[A run of records]
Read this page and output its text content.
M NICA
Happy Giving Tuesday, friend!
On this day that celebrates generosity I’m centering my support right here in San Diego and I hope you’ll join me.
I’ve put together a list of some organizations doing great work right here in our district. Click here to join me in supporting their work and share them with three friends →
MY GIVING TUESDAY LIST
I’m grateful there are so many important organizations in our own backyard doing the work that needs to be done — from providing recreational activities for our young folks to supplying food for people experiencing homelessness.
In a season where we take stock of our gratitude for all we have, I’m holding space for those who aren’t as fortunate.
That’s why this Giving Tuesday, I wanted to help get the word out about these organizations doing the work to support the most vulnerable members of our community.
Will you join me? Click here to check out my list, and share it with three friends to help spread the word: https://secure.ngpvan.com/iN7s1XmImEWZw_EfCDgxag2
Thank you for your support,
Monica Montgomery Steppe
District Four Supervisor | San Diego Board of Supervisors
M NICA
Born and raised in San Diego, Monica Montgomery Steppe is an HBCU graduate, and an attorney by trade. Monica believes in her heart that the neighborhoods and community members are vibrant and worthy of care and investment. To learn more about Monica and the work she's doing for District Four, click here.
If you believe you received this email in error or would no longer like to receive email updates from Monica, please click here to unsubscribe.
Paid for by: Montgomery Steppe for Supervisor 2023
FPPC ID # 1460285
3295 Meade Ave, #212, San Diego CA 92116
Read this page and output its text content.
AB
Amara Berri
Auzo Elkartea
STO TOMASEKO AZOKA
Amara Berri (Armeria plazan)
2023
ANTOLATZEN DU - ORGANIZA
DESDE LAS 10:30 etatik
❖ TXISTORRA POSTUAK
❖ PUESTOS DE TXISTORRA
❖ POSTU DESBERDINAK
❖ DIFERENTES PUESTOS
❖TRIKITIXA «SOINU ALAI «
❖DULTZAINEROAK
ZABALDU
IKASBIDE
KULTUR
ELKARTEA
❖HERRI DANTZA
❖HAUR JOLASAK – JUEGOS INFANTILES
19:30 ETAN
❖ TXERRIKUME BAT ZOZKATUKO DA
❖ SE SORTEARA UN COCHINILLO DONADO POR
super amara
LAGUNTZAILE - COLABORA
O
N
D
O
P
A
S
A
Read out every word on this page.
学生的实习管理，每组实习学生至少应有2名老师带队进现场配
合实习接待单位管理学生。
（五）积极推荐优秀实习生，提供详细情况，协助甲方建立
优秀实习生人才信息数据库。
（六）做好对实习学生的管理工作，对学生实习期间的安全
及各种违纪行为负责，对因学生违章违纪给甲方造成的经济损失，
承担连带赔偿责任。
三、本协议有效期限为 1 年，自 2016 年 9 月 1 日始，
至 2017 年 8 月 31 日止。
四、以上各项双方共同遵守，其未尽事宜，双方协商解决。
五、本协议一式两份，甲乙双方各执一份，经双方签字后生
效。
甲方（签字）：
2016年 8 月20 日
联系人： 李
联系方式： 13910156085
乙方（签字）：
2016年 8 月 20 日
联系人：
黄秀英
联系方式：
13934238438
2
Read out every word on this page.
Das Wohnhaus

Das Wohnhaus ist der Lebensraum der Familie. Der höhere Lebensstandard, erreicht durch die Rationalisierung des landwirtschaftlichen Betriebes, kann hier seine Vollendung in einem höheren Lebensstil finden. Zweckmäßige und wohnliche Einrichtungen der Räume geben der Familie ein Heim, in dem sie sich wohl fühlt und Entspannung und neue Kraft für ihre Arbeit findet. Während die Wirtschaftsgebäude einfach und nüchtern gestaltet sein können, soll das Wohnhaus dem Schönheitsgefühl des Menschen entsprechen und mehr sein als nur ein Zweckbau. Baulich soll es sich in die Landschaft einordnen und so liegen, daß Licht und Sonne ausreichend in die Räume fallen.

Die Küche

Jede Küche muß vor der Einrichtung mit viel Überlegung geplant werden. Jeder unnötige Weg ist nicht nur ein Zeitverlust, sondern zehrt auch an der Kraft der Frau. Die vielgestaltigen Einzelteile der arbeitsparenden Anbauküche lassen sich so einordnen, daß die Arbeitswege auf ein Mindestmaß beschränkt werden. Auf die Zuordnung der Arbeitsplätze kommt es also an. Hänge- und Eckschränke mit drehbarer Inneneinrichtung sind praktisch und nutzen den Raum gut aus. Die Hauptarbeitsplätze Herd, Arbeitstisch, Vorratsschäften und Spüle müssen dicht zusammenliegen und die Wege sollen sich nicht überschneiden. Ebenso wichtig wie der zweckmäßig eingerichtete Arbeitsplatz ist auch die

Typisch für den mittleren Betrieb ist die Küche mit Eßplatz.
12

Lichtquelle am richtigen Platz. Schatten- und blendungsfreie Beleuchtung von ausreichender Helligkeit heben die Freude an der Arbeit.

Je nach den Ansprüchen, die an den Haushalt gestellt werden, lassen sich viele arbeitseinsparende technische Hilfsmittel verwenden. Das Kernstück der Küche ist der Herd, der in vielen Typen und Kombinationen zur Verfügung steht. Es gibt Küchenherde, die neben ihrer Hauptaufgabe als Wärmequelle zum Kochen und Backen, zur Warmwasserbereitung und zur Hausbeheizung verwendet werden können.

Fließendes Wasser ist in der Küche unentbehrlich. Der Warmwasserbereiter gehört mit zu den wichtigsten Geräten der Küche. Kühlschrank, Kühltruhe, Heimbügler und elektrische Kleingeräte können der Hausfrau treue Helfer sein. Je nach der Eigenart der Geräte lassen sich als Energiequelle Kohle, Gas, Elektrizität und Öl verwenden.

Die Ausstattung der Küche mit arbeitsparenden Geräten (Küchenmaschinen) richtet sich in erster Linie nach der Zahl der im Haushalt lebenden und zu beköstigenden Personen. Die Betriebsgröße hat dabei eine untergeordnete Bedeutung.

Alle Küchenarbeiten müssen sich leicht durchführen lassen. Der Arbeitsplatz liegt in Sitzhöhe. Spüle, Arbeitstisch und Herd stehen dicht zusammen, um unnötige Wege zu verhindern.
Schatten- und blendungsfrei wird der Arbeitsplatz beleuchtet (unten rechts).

The request —
Type out the entries again, word for word.

Task output —
Read this page and output its text content.
M NICA
Happy Giving Tuesday, friend!
On this day that celebrates generosity I’m centering my support right here in San Diego and I hope you’ll join me.
I’ve put together a list of some organizations doing great work right here in our district. Click here to join me in supporting their work and share them with three friends →
MY GIVING TUESDAY LIST
I’m grateful there are so many important organizations in our own backyard doing the work that needs to be done — from providing recreational activities for our young folks to supplying food for people experiencing homelessness.
In a season where we take stock of our gratitude for all we have, I’m holding space for those who aren’t as fortunate.
That’s why this Giving Tuesday, I wanted to help get the word out about these organizations doing the work to support the most vulnerable members of our community.
Will you join me? Click here to check out my list, and share it with three friends to help spread the word: https://secure.ngpvan.com/iN7s1XmImEWZw_EfCDgxag2
Thank you for your support,
Monica Montgomery Steppe
District Four Supervisor | San Diego Board of Supervisors
M NICA
Born and raised in San Diego, Monica Montgomery Steppe is an HBCU graduate, and an attorney by trade. Monica believes in her heart that the neighborhoods and community members are vibrant and worthy of care and investment. To learn more about Monica and the work she's doing for District Four, click here.
If you believe you received this email in error or would no longer like to receive email updates from Monica, please click here to unsubscribe.
Paid for by: Montgomery Steppe for Supervisor 2023
FPPC ID # 1460285
3295 Meade Ave, #212, San Diego CA 92116
Read this page and output its text content.
AB
Amara Berri
Auzo Elkartea
STO TOMASEKO AZOKA
Amara Berri (Armeria plazan)
2023
ANTOLATZEN DU - ORGANIZA
DESDE LAS 10:30 etatik
❖ TXISTORRA POSTUAK
❖ PUESTOS DE TXISTORRA
❖ POSTU DESBERDINAK
❖ DIFERENTES PUESTOS
❖TRIKITIXA «SOINU ALAI «
❖DULTZAINEROAK
ZABALDU
IKASBIDE
KULTUR
ELKARTEA
❖HERRI DANTZA
❖HAUR JOLASAK – JUEGOS INFANTILES
19:30 ETAN
❖ TXERRIKUME BAT ZOZKATUKO DA
❖ SE SORTEARA UN COCHINILLO DONADO POR
super amara
LAGUNTZAILE - COLABORA
O
N
D
O
P
A
S
A
Read out every word on this page.
学生的实习管理，每组实习学生至少应有2名老师带队进现场配
合实习接待单位管理学生。
（五）积极推荐优秀实习生，提供详细情况，协助甲方建立
优秀实习生人才信息数据库。
（六）做好对实习学生的管理工作，对学生实习期间的安全
及各种违纪行为负责，对因学生违章违纪给甲方造成的经济损失，
承担连带赔偿责任。
三、本协议有效期限为 1 年，自 2016 年 9 月 1 日始，
至 2017 年 8 月 31 日止。
四、以上各项双方共同遵守，其未尽事宜，双方协商解决。
五、本协议一式两份，甲乙双方各执一份，经双方签字后生
效。
甲方（签字）：
2016年 8 月20 日
联系人： 李
联系方式： 13910156085
乙方（签字）：
2016年 8 月 20 日
联系人：
黄秀英
联系方式：
13934238438
2
Read out every word on this page.
Das Wohnhaus

Das Wohnhaus ist der Lebensraum der Familie. Der höhere Lebensstandard, erreicht durch die Rationalisierung des landwirtschaftlichen Betriebes, kann hier seine Vollendung in einem höheren Lebensstil finden. Zweckmäßige und wohnliche Einrichtungen der Räume geben der Familie ein Heim, in dem sie sich wohl fühlt und Entspannung und neue Kraft für ihre Arbeit findet. Während die Wirtschaftsgebäude einfach und nüchtern gestaltet sein können, soll das Wohnhaus dem Schönheitsgefühl des Menschen entsprechen und mehr sein als nur ein Zweckbau. Baulich soll es sich in die Landschaft einordnen und so liegen, daß Licht und Sonne ausreichend in die Räume fallen.

Die Küche

Jede Küche muß vor der Einrichtung mit viel Überlegung geplant werden. Jeder unnötige Weg ist nicht nur ein Zeitverlust, sondern zehrt auch an der Kraft der Frau. Die vielgestaltigen Einzelteile der arbeitsparenden Anbauküche lassen sich so einordnen, daß die Arbeitswege auf ein Mindestmaß beschränkt werden. Auf die Zuordnung der Arbeitsplätze kommt es also an. Hänge- und Eckschränke mit drehbarer Inneneinrichtung sind praktisch und nutzen den Raum gut aus. Die Hauptarbeitsplätze Herd, Arbeitstisch, Vorratsschäften und Spüle müssen dicht zusammenliegen und die Wege sollen sich nicht überschneiden. Ebenso wichtig wie der zweckmäßig eingerichtete Arbeitsplatz ist auch die

Typisch für den mittleren Betrieb ist die Küche mit Eßplatz.
12

Lichtquelle am richtigen Platz. Schatten- und blendungsfreie Beleuchtung von ausreichender Helligkeit heben die Freude an der Arbeit.

Je nach den Ansprüchen, die an den Haushalt gestellt werden, lassen sich viele arbeitseinsparende technische Hilfsmittel verwenden. Das Kernstück der Küche ist der Herd, der in vielen Typen und Kombinationen zur Verfügung steht. Es gibt Küchenherde, die neben ihrer Hauptaufgabe als Wärmequelle zum Kochen und Backen, zur Warmwasserbereitung und zur Hausbeheizung verwendet werden können.

Fließendes Wasser ist in der Küche unentbehrlich. Der Warmwasserbereiter gehört mit zu den wichtigsten Geräten der Küche. Kühlschrank, Kühltruhe, Heimbügler und elektrische Kleingeräte können der Hausfrau treue Helfer sein. Je nach der Eigenart der Geräte lassen sich als Energiequelle Kohle, Gas, Elektrizität und Öl verwenden.

Die Ausstattung der Küche mit arbeitsparenden Geräten (Küchenmaschinen) richtet sich in erster Linie nach der Zahl der im Haushalt lebenden und zu beköstigenden Personen. Die Betriebsgröße hat dabei eine untergeordnete Bedeutung.

Alle Küchenarbeiten müssen sich leicht durchführen lassen. Der Arbeitsplatz liegt in Sitzhöhe. Spüle, Arbeitstisch und Herd stehen dicht zusammen, um unnötige Wege zu verhindern.
Schatten- und blendungsfrei wird der Arbeitsplatz beleuchtet (unten rechts).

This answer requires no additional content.